→ EXERCISE DIRECTIONS
Which lines of the records contain "veya"? Collect every one of them.

→ DATA SHOWN

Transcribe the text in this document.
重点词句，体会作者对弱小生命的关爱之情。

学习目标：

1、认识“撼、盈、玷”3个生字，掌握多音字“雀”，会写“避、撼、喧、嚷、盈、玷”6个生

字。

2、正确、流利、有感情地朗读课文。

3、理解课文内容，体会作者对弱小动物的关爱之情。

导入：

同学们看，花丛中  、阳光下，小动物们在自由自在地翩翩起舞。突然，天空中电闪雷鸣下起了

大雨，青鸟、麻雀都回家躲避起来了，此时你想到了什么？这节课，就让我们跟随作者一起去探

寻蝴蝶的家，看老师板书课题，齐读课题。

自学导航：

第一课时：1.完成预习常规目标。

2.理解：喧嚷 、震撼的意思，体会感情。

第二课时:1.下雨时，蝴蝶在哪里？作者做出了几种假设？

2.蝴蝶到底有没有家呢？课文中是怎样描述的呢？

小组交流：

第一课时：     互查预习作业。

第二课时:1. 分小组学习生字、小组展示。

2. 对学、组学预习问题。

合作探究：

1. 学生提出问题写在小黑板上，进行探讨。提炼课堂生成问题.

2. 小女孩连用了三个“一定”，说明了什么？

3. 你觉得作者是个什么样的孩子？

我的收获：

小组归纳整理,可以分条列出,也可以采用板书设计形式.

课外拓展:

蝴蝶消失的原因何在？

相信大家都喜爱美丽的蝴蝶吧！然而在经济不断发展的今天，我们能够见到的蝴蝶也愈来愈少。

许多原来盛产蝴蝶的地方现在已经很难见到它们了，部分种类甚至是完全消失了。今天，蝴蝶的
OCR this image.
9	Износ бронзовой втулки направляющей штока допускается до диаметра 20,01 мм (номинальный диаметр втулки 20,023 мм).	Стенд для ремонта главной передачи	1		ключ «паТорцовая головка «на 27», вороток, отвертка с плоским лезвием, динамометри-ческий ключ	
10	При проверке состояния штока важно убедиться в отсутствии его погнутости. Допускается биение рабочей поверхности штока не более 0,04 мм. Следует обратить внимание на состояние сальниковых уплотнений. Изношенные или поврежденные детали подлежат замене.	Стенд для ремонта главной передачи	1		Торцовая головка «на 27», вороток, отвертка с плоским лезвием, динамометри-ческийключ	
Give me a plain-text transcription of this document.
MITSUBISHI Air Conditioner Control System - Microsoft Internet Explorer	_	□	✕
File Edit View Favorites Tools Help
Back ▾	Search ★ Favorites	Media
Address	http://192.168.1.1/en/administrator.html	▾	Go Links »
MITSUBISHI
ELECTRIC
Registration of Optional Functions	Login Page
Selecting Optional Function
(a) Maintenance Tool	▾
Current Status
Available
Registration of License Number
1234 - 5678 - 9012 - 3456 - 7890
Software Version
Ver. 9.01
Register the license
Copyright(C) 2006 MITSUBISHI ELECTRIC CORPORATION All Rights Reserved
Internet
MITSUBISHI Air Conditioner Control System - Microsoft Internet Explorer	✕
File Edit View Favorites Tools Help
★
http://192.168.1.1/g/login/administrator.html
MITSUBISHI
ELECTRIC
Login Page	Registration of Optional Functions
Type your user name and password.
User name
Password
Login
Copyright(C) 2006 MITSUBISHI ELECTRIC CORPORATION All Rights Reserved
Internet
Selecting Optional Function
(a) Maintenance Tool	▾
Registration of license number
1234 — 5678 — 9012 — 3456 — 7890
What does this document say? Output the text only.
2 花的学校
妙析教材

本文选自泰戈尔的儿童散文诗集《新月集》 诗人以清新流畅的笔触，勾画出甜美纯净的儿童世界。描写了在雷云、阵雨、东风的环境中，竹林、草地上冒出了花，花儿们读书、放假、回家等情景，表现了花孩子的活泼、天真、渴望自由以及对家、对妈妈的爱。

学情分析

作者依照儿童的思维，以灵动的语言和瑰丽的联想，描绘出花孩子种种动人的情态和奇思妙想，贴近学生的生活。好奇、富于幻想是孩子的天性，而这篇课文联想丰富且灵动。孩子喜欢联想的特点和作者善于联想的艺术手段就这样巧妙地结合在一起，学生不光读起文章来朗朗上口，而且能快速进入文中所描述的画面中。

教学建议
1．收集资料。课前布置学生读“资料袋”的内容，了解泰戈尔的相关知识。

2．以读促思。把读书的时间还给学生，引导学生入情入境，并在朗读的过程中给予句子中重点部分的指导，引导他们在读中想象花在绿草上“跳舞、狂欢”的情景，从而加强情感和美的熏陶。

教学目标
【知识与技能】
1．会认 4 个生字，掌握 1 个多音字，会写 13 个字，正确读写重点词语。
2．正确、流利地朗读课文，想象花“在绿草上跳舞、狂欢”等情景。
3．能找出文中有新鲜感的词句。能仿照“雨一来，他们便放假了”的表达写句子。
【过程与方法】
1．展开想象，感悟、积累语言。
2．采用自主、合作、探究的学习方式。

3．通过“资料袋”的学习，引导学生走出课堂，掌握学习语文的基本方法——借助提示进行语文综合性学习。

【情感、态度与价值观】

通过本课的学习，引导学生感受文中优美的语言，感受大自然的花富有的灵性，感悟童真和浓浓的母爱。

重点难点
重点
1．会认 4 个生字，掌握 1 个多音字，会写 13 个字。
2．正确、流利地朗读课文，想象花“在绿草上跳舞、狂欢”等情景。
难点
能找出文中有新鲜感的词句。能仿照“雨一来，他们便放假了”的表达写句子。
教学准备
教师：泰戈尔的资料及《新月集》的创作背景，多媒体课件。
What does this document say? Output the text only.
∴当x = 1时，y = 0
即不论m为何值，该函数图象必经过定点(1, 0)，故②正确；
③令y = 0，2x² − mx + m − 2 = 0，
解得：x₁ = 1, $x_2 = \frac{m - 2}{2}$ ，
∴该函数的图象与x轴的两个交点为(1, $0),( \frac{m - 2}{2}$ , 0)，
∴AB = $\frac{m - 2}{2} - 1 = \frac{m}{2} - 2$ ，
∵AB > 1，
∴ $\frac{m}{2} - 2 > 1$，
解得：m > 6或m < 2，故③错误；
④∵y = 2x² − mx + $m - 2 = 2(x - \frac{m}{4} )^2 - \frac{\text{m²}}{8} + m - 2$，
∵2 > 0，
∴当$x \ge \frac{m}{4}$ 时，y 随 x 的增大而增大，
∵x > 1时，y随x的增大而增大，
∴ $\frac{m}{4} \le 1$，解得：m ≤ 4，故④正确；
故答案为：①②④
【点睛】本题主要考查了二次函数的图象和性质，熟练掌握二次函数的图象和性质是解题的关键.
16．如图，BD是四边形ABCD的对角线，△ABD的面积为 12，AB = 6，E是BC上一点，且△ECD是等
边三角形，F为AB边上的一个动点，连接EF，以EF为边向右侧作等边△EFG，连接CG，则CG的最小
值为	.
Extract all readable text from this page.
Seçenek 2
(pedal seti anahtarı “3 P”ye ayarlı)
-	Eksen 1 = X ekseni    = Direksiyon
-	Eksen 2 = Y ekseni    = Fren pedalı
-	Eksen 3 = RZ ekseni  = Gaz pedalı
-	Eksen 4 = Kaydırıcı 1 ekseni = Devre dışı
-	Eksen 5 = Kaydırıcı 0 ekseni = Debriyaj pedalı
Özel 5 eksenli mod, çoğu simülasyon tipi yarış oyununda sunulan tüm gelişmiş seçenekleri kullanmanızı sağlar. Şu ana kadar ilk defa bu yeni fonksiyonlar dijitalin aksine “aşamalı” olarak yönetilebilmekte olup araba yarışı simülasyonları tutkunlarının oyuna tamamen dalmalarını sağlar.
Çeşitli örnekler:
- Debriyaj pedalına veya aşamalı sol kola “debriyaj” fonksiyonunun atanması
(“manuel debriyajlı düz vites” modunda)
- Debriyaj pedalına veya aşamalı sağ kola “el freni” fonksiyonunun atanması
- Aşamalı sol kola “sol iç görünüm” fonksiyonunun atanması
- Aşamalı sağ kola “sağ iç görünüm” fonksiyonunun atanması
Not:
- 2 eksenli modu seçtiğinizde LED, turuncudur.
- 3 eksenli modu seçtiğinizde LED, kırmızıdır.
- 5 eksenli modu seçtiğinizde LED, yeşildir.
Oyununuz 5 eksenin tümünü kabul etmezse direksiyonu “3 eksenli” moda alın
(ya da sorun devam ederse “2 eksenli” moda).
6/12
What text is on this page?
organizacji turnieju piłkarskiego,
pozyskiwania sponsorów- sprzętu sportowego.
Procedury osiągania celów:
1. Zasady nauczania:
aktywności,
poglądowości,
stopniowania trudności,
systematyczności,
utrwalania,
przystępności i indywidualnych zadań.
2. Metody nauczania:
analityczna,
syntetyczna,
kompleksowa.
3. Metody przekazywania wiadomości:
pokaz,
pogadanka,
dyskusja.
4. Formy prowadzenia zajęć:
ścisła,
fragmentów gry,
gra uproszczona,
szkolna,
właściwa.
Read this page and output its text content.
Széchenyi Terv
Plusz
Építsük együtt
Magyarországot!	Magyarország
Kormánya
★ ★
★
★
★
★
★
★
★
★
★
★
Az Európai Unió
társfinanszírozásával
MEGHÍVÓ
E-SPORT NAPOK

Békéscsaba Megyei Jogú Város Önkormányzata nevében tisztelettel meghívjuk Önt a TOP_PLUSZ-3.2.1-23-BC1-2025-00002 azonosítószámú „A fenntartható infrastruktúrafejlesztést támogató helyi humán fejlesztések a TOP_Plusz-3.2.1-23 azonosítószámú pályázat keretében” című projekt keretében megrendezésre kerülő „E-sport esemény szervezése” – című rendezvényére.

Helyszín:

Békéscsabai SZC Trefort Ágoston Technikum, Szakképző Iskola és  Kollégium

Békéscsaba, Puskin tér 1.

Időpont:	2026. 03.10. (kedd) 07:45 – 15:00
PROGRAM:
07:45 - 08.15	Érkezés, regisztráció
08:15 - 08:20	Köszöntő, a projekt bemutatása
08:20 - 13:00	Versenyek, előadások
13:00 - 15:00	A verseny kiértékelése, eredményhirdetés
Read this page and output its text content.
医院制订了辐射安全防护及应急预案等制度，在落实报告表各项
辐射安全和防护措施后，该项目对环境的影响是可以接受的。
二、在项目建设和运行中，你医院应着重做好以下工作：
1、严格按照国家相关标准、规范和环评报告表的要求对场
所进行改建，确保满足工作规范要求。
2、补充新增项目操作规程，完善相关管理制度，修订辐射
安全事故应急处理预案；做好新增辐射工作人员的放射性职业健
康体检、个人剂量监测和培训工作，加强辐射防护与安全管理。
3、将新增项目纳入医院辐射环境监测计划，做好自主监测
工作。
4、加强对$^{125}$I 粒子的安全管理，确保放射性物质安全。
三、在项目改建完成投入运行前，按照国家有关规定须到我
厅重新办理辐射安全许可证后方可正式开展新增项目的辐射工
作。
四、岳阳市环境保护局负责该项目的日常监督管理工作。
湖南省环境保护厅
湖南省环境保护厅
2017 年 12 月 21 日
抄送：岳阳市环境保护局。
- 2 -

→ WRITTEN ANSWER
- Debriyaj pedalına veya aşamalı sol kola “debriyaj” fonksiyonunun atanması
- Debriyaj pedalına veya aşamalı sağ kola “el freni” fonksiyonunun atanması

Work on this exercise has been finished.